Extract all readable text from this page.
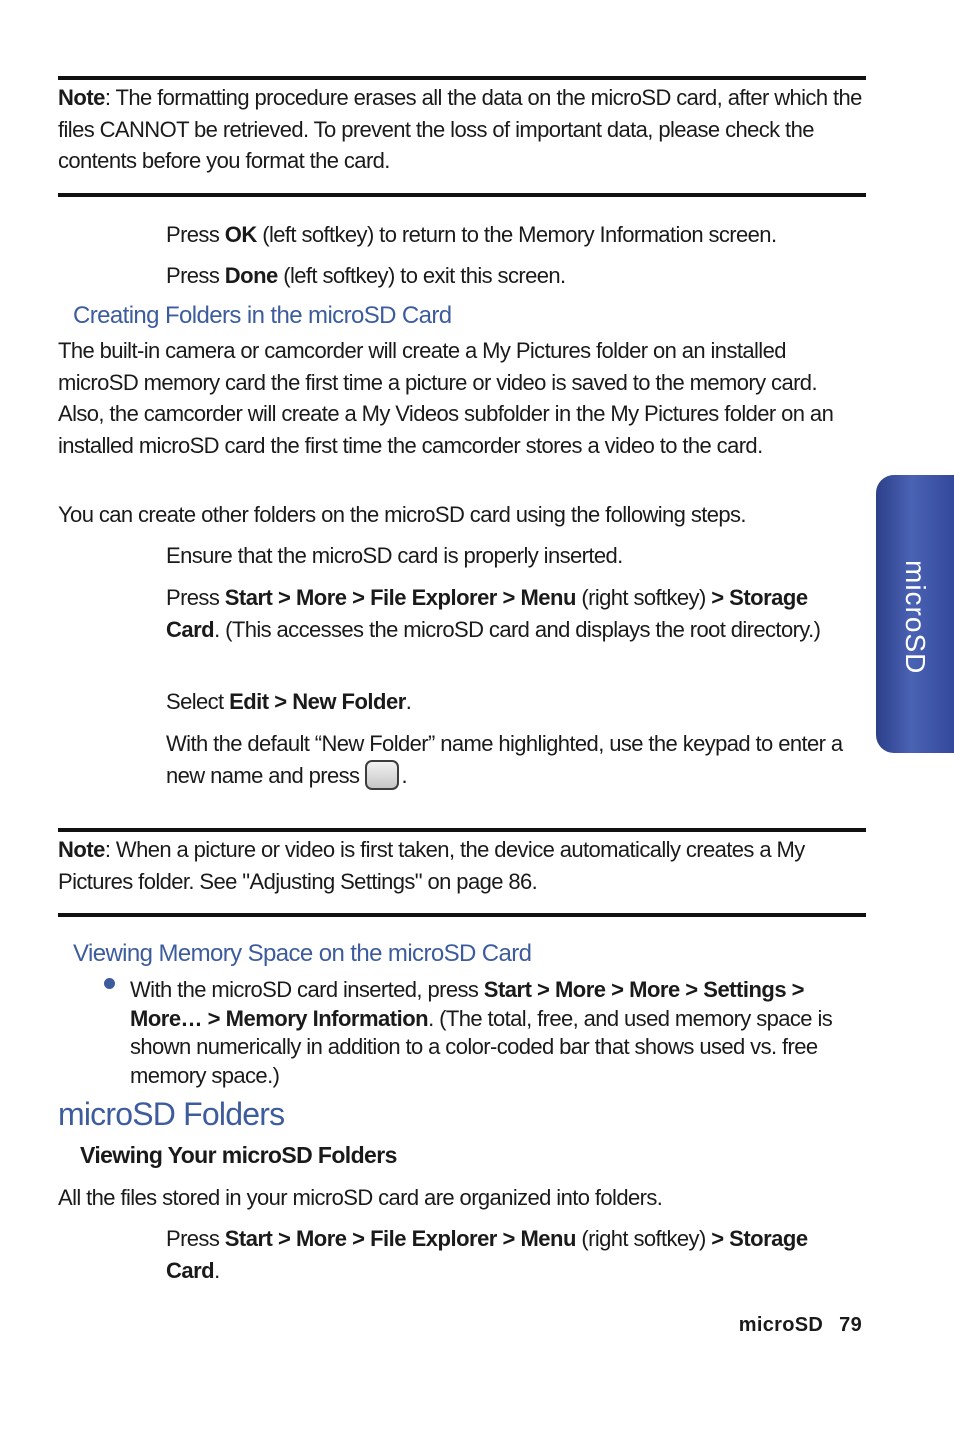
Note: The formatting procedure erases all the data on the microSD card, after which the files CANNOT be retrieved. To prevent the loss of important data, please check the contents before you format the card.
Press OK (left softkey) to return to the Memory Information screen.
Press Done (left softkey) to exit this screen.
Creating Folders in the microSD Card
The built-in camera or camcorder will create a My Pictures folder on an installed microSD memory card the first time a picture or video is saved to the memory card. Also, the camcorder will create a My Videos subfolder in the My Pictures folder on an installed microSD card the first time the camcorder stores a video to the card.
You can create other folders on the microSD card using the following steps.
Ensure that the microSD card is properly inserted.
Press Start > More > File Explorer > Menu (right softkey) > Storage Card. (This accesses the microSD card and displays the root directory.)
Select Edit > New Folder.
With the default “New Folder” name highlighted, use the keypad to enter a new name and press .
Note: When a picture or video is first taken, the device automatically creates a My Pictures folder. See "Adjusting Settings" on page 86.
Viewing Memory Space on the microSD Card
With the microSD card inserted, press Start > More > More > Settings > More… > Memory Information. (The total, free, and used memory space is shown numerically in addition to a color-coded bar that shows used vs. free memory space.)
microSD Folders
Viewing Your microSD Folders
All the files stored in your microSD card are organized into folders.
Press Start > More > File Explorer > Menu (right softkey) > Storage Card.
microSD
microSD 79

----------------------------------------

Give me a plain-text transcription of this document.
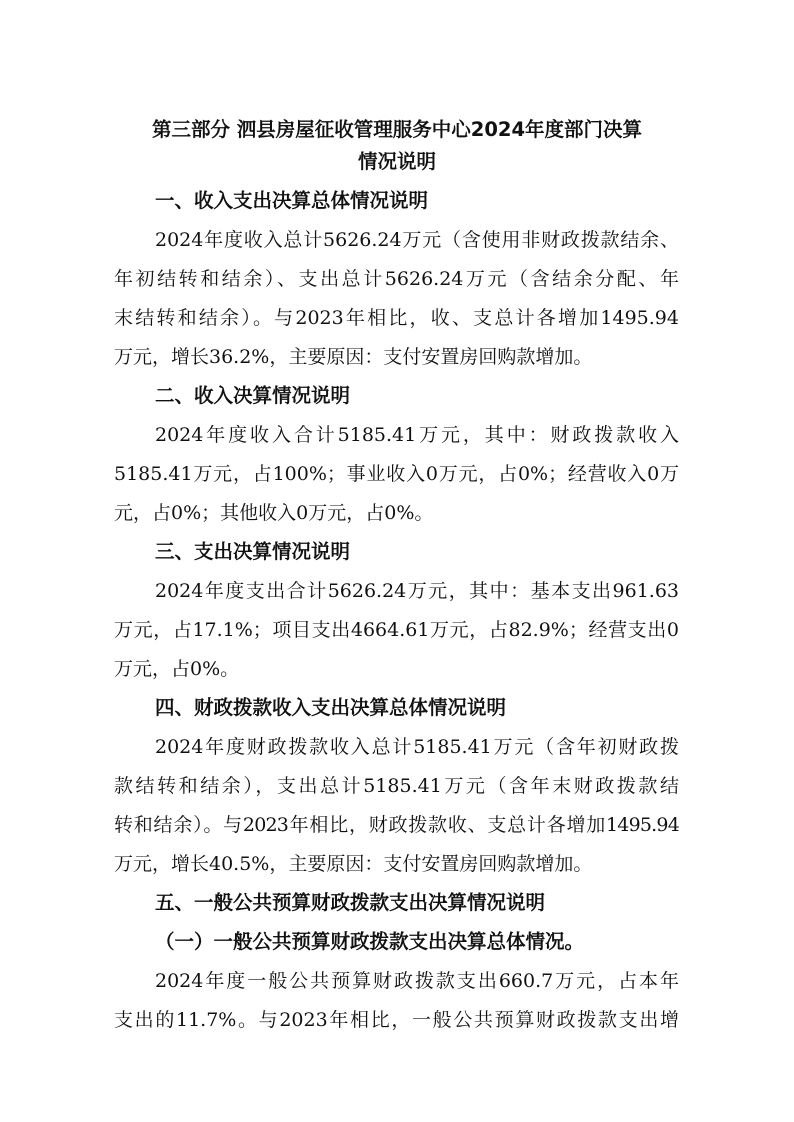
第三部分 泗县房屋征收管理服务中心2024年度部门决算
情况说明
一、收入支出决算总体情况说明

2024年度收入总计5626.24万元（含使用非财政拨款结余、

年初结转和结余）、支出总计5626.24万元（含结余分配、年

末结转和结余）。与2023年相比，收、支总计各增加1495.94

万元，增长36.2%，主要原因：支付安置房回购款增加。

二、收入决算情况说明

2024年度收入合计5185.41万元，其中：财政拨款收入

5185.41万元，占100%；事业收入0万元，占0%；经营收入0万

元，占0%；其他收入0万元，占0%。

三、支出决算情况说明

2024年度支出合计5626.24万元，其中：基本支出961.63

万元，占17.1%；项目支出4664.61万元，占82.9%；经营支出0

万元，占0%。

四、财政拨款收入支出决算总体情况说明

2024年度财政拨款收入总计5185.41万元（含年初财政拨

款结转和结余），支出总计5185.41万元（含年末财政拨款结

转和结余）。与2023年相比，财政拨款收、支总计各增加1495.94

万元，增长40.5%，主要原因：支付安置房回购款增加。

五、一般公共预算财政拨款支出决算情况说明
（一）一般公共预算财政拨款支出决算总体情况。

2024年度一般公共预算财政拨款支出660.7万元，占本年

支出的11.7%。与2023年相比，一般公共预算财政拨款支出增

----------------------------------------

=== WORK TO COMPLETE ===
Copy out every line with the word "left".

=== RESULT OF THE TASK ===
Press OK (left softkey) to return to the Memory Information screen.
Press Done (left softkey) to exit this screen.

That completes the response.